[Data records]
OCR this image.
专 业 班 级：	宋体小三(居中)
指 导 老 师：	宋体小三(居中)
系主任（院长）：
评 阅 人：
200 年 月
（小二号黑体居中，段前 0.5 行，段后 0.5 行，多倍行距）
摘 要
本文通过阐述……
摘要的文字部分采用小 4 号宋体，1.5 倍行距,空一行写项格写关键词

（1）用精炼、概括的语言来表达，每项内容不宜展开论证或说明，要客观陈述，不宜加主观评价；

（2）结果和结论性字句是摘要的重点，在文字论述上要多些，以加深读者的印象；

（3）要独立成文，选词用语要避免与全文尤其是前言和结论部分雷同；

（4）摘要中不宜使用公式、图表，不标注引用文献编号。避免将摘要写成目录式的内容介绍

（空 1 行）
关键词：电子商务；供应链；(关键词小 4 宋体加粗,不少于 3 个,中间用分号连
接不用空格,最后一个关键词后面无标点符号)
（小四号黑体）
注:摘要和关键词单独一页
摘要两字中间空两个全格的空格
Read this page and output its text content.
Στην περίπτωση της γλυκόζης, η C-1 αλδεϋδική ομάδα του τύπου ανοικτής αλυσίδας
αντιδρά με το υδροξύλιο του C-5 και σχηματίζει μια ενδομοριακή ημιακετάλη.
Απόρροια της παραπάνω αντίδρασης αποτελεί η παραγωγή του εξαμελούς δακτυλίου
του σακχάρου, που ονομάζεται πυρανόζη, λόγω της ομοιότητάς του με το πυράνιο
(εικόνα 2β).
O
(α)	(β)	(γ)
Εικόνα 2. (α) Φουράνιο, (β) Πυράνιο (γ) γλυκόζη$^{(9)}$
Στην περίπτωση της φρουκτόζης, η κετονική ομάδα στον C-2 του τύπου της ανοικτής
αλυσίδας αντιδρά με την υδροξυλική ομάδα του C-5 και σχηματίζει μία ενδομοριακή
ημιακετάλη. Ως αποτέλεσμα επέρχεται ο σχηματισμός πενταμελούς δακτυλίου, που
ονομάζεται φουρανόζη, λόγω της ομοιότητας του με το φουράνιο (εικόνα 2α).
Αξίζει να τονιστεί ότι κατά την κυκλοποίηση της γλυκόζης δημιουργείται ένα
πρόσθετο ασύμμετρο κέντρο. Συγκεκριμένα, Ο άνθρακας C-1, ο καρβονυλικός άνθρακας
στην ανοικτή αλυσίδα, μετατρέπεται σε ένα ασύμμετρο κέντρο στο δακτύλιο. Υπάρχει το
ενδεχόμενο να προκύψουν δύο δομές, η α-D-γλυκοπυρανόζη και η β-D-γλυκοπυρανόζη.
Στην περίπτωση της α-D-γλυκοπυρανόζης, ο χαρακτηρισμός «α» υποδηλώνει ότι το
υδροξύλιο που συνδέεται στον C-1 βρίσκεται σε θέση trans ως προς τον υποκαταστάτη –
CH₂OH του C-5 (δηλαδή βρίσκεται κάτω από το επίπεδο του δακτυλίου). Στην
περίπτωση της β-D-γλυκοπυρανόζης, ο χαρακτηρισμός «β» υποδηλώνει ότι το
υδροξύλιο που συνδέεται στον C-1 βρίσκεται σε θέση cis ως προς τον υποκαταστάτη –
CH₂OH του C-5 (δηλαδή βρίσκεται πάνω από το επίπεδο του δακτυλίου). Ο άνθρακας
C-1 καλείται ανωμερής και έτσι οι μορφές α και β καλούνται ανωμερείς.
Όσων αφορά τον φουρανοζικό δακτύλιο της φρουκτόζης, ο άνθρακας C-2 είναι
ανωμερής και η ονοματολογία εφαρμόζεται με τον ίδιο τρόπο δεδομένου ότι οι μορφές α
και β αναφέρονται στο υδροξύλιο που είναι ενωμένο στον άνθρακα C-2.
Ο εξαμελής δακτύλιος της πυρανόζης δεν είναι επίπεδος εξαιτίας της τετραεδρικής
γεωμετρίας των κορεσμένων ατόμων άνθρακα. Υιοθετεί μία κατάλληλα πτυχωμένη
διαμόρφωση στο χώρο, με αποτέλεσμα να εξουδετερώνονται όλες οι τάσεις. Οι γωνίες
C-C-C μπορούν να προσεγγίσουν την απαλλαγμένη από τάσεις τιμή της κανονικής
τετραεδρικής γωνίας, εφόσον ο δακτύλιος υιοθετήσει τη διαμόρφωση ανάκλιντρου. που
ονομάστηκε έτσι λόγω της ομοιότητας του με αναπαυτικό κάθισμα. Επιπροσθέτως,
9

_TO BE DONE_: Write out every record, exactly as written.

_EXERCISE SOLUTION_:
OCR this image.
专 业 班 级：	宋体小三(居中)
指 导 老 师：	宋体小三(居中)
系主任（院长）：
评 阅 人：
200 年 月
（小二号黑体居中，段前 0.5 行，段后 0.5 行，多倍行距）
摘 要
本文通过阐述……
摘要的文字部分采用小 4 号宋体，1.5 倍行距,空一行写项格写关键词

（1）用精炼、概括的语言来表达，每项内容不宜展开论证或说明，要客观陈述，不宜加主观评价；

（2）结果和结论性字句是摘要的重点，在文字论述上要多些，以加深读者的印象；

（3）要独立成文，选词用语要避免与全文尤其是前言和结论部分雷同；

（4）摘要中不宜使用公式、图表，不标注引用文献编号。避免将摘要写成目录式的内容介绍

（空 1 行）
关键词：电子商务；供应链；(关键词小 4 宋体加粗,不少于 3 个,中间用分号连
接不用空格,最后一个关键词后面无标点符号)
（小四号黑体）
注:摘要和关键词单独一页
摘要两字中间空两个全格的空格
Read this page and output its text content.
Στην περίπτωση της γλυκόζης, η C-1 αλδεϋδική ομάδα του τύπου ανοικτής αλυσίδας
αντιδρά με το υδροξύλιο του C-5 και σχηματίζει μια ενδομοριακή ημιακετάλη.
Απόρροια της παραπάνω αντίδρασης αποτελεί η παραγωγή του εξαμελούς δακτυλίου
του σακχάρου, που ονομάζεται πυρανόζη, λόγω της ομοιότητάς του με το πυράνιο
(εικόνα 2β).
O
(α)	(β)	(γ)
Εικόνα 2. (α) Φουράνιο, (β) Πυράνιο (γ) γλυκόζη$^{(9)}$
Στην περίπτωση της φρουκτόζης, η κετονική ομάδα στον C-2 του τύπου της ανοικτής
αλυσίδας αντιδρά με την υδροξυλική ομάδα του C-5 και σχηματίζει μία ενδομοριακή
ημιακετάλη. Ως αποτέλεσμα επέρχεται ο σχηματισμός πενταμελούς δακτυλίου, που
ονομάζεται φουρανόζη, λόγω της ομοιότητας του με το φουράνιο (εικόνα 2α).
Αξίζει να τονιστεί ότι κατά την κυκλοποίηση της γλυκόζης δημιουργείται ένα
πρόσθετο ασύμμετρο κέντρο. Συγκεκριμένα, Ο άνθρακας C-1, ο καρβονυλικός άνθρακας
στην ανοικτή αλυσίδα, μετατρέπεται σε ένα ασύμμετρο κέντρο στο δακτύλιο. Υπάρχει το
ενδεχόμενο να προκύψουν δύο δομές, η α-D-γλυκοπυρανόζη και η β-D-γλυκοπυρανόζη.
Στην περίπτωση της α-D-γλυκοπυρανόζης, ο χαρακτηρισμός «α» υποδηλώνει ότι το
υδροξύλιο που συνδέεται στον C-1 βρίσκεται σε θέση trans ως προς τον υποκαταστάτη –
CH₂OH του C-5 (δηλαδή βρίσκεται κάτω από το επίπεδο του δακτυλίου). Στην
περίπτωση της β-D-γλυκοπυρανόζης, ο χαρακτηρισμός «β» υποδηλώνει ότι το
υδροξύλιο που συνδέεται στον C-1 βρίσκεται σε θέση cis ως προς τον υποκαταστάτη –
CH₂OH του C-5 (δηλαδή βρίσκεται πάνω από το επίπεδο του δακτυλίου). Ο άνθρακας
C-1 καλείται ανωμερής και έτσι οι μορφές α και β καλούνται ανωμερείς.
Όσων αφορά τον φουρανοζικό δακτύλιο της φρουκτόζης, ο άνθρακας C-2 είναι
ανωμερής και η ονοματολογία εφαρμόζεται με τον ίδιο τρόπο δεδομένου ότι οι μορφές α
και β αναφέρονται στο υδροξύλιο που είναι ενωμένο στον άνθρακα C-2.
Ο εξαμελής δακτύλιος της πυρανόζης δεν είναι επίπεδος εξαιτίας της τετραεδρικής
γεωμετρίας των κορεσμένων ατόμων άνθρακα. Υιοθετεί μία κατάλληλα πτυχωμένη
διαμόρφωση στο χώρο, με αποτέλεσμα να εξουδετερώνονται όλες οι τάσεις. Οι γωνίες
C-C-C μπορούν να προσεγγίσουν την απαλλαγμένη από τάσεις τιμή της κανονικής
τετραεδρικής γωνίας, εφόσον ο δακτύλιος υιοθετήσει τη διαμόρφωση ανάκλιντρου. που
ονομάστηκε έτσι λόγω της ομοιότητας του με αναπαυτικό κάθισμα. Επιπροσθέτως,
9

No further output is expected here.